Items listed in a dataset:

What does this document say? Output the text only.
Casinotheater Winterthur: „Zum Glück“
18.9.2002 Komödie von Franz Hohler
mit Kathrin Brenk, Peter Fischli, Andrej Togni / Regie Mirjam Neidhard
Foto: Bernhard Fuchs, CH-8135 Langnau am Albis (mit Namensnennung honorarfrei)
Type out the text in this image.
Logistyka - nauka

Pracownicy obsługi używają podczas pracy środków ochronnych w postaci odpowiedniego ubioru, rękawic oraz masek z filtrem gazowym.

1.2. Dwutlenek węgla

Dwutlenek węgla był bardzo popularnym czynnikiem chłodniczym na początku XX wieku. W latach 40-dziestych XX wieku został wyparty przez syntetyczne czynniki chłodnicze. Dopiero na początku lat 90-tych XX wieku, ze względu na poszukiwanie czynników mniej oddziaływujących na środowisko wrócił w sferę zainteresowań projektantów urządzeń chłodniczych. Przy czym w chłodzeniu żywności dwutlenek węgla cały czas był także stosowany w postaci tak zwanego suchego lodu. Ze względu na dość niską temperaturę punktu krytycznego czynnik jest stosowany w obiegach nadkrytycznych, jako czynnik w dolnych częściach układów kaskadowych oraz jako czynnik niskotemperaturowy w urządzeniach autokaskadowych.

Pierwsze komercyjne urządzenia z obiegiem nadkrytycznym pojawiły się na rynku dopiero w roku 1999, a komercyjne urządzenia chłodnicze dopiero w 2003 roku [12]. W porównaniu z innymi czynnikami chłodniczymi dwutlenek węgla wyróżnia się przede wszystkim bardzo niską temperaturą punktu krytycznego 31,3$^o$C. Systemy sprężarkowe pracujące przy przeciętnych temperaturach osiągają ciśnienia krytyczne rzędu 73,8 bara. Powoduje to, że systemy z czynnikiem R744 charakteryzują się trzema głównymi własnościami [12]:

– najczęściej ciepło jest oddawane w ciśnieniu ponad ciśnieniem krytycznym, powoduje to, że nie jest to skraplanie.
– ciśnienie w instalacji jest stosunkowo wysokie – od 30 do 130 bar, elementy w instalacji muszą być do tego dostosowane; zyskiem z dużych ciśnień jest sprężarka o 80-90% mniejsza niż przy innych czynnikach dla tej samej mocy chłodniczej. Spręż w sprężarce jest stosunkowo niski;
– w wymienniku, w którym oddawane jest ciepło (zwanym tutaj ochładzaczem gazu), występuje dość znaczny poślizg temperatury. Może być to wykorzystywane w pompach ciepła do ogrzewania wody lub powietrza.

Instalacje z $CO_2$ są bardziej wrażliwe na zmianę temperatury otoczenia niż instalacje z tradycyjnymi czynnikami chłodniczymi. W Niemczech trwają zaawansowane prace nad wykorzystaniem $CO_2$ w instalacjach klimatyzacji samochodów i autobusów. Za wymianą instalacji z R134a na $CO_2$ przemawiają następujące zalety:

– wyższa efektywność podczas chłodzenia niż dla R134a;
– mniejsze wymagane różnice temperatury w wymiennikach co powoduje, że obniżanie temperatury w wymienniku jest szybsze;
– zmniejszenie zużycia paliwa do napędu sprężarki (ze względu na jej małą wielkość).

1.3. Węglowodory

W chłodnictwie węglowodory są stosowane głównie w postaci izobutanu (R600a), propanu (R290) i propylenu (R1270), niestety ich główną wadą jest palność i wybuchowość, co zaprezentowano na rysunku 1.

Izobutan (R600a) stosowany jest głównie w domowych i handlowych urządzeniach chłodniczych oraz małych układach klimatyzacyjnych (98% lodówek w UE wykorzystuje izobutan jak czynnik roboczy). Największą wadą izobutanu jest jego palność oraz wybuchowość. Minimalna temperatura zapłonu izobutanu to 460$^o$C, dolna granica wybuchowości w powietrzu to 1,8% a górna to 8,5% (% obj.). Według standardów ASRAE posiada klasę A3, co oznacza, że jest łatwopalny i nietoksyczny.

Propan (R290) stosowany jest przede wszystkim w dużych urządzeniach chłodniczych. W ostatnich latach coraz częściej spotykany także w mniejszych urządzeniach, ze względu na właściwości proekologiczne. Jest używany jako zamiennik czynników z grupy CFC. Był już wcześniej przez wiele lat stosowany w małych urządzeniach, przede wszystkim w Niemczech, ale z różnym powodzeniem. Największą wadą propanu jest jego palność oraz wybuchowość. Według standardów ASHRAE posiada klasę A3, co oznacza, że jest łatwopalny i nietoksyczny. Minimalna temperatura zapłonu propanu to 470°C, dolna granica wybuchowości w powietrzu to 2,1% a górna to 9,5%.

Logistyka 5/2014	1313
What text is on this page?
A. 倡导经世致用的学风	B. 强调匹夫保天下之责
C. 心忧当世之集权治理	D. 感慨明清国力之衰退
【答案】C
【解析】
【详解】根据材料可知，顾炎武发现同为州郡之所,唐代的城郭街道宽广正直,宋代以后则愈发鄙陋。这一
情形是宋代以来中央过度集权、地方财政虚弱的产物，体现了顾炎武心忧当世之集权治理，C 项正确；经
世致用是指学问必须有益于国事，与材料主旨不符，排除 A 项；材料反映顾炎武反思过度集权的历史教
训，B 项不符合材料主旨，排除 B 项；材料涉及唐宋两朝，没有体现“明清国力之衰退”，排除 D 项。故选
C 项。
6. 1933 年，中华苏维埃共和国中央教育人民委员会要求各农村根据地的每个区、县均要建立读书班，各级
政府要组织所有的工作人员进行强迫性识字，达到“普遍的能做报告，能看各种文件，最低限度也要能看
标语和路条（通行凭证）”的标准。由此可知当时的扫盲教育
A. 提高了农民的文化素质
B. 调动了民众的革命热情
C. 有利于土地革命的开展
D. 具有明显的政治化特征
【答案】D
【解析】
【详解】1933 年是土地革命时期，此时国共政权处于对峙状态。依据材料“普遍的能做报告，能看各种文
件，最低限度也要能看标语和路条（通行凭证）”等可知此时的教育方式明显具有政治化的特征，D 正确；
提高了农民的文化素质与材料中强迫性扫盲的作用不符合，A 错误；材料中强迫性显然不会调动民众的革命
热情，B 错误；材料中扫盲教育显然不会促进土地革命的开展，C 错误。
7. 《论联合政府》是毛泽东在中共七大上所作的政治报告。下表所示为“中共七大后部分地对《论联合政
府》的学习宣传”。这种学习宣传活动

● **What you need to do**
The records above should all be quoted exactly, please.

● **Expected answer**
What does this document say? Output the text only.
Casinotheater Winterthur: „Zum Glück“
18.9.2002 Komödie von Franz Hohler
mit Kathrin Brenk, Peter Fischli, Andrej Togni / Regie Mirjam Neidhard
Foto: Bernhard Fuchs, CH-8135 Langnau am Albis (mit Namensnennung honorarfrei)
Type out the text in this image.
Logistyka - nauka

Pracownicy obsługi używają podczas pracy środków ochronnych w postaci odpowiedniego ubioru, rękawic oraz masek z filtrem gazowym.

1.2. Dwutlenek węgla

Dwutlenek węgla był bardzo popularnym czynnikiem chłodniczym na początku XX wieku. W latach 40-dziestych XX wieku został wyparty przez syntetyczne czynniki chłodnicze. Dopiero na początku lat 90-tych XX wieku, ze względu na poszukiwanie czynników mniej oddziaływujących na środowisko wrócił w sferę zainteresowań projektantów urządzeń chłodniczych. Przy czym w chłodzeniu żywności dwutlenek węgla cały czas był także stosowany w postaci tak zwanego suchego lodu. Ze względu na dość niską temperaturę punktu krytycznego czynnik jest stosowany w obiegach nadkrytycznych, jako czynnik w dolnych częściach układów kaskadowych oraz jako czynnik niskotemperaturowy w urządzeniach autokaskadowych.

Pierwsze komercyjne urządzenia z obiegiem nadkrytycznym pojawiły się na rynku dopiero w roku 1999, a komercyjne urządzenia chłodnicze dopiero w 2003 roku [12]. W porównaniu z innymi czynnikami chłodniczymi dwutlenek węgla wyróżnia się przede wszystkim bardzo niską temperaturą punktu krytycznego 31,3$^o$C. Systemy sprężarkowe pracujące przy przeciętnych temperaturach osiągają ciśnienia krytyczne rzędu 73,8 bara. Powoduje to, że systemy z czynnikiem R744 charakteryzują się trzema głównymi własnościami [12]:

– najczęściej ciepło jest oddawane w ciśnieniu ponad ciśnieniem krytycznym, powoduje to, że nie jest to skraplanie.
– ciśnienie w instalacji jest stosunkowo wysokie – od 30 do 130 bar, elementy w instalacji muszą być do tego dostosowane; zyskiem z dużych ciśnień jest sprężarka o 80-90% mniejsza niż przy innych czynnikach dla tej samej mocy chłodniczej. Spręż w sprężarce jest stosunkowo niski;
– w wymienniku, w którym oddawane jest ciepło (zwanym tutaj ochładzaczem gazu), występuje dość znaczny poślizg temperatury. Może być to wykorzystywane w pompach ciepła do ogrzewania wody lub powietrza.

Instalacje z $CO_2$ są bardziej wrażliwe na zmianę temperatury otoczenia niż instalacje z tradycyjnymi czynnikami chłodniczymi. W Niemczech trwają zaawansowane prace nad wykorzystaniem $CO_2$ w instalacjach klimatyzacji samochodów i autobusów. Za wymianą instalacji z R134a na $CO_2$ przemawiają następujące zalety:

– wyższa efektywność podczas chłodzenia niż dla R134a;
– mniejsze wymagane różnice temperatury w wymiennikach co powoduje, że obniżanie temperatury w wymienniku jest szybsze;
– zmniejszenie zużycia paliwa do napędu sprężarki (ze względu na jej małą wielkość).

1.3. Węglowodory

W chłodnictwie węglowodory są stosowane głównie w postaci izobutanu (R600a), propanu (R290) i propylenu (R1270), niestety ich główną wadą jest palność i wybuchowość, co zaprezentowano na rysunku 1.

Izobutan (R600a) stosowany jest głównie w domowych i handlowych urządzeniach chłodniczych oraz małych układach klimatyzacyjnych (98% lodówek w UE wykorzystuje izobutan jak czynnik roboczy). Największą wadą izobutanu jest jego palność oraz wybuchowość. Minimalna temperatura zapłonu izobutanu to 460$^o$C, dolna granica wybuchowości w powietrzu to 1,8% a górna to 8,5% (% obj.). Według standardów ASRAE posiada klasę A3, co oznacza, że jest łatwopalny i nietoksyczny.

Propan (R290) stosowany jest przede wszystkim w dużych urządzeniach chłodniczych. W ostatnich latach coraz częściej spotykany także w mniejszych urządzeniach, ze względu na właściwości proekologiczne. Jest używany jako zamiennik czynników z grupy CFC. Był już wcześniej przez wiele lat stosowany w małych urządzeniach, przede wszystkim w Niemczech, ale z różnym powodzeniem. Największą wadą propanu jest jego palność oraz wybuchowość. Według standardów ASHRAE posiada klasę A3, co oznacza, że jest łatwopalny i nietoksyczny. Minimalna temperatura zapłonu propanu to 470°C, dolna granica wybuchowości w powietrzu to 2,1% a górna to 9,5%.

Logistyka 5/2014	1313
What text is on this page?
A. 倡导经世致用的学风	B. 强调匹夫保天下之责
C. 心忧当世之集权治理	D. 感慨明清国力之衰退
【答案】C
【解析】
【详解】根据材料可知，顾炎武发现同为州郡之所,唐代的城郭街道宽广正直,宋代以后则愈发鄙陋。这一
情形是宋代以来中央过度集权、地方财政虚弱的产物，体现了顾炎武心忧当世之集权治理，C 项正确；经
世致用是指学问必须有益于国事，与材料主旨不符，排除 A 项；材料反映顾炎武反思过度集权的历史教
训，B 项不符合材料主旨，排除 B 项；材料涉及唐宋两朝，没有体现“明清国力之衰退”，排除 D 项。故选
C 项。
6. 1933 年，中华苏维埃共和国中央教育人民委员会要求各农村根据地的每个区、县均要建立读书班，各级
政府要组织所有的工作人员进行强迫性识字，达到“普遍的能做报告，能看各种文件，最低限度也要能看
标语和路条（通行凭证）”的标准。由此可知当时的扫盲教育
A. 提高了农民的文化素质
B. 调动了民众的革命热情
C. 有利于土地革命的开展
D. 具有明显的政治化特征
【答案】D
【解析】
【详解】1933 年是土地革命时期，此时国共政权处于对峙状态。依据材料“普遍的能做报告，能看各种文
件，最低限度也要能看标语和路条（通行凭证）”等可知此时的教育方式明显具有政治化的特征，D 正确；
提高了农民的文化素质与材料中强迫性扫盲的作用不符合，A 错误；材料中强迫性显然不会调动民众的革命
热情，B 错误；材料中扫盲教育显然不会促进土地革命的开展，C 错误。
7. 《论联合政府》是毛泽东在中共七大上所作的政治报告。下表所示为“中共七大后部分地对《论联合政
府》的学习宣传”。这种学习宣传活动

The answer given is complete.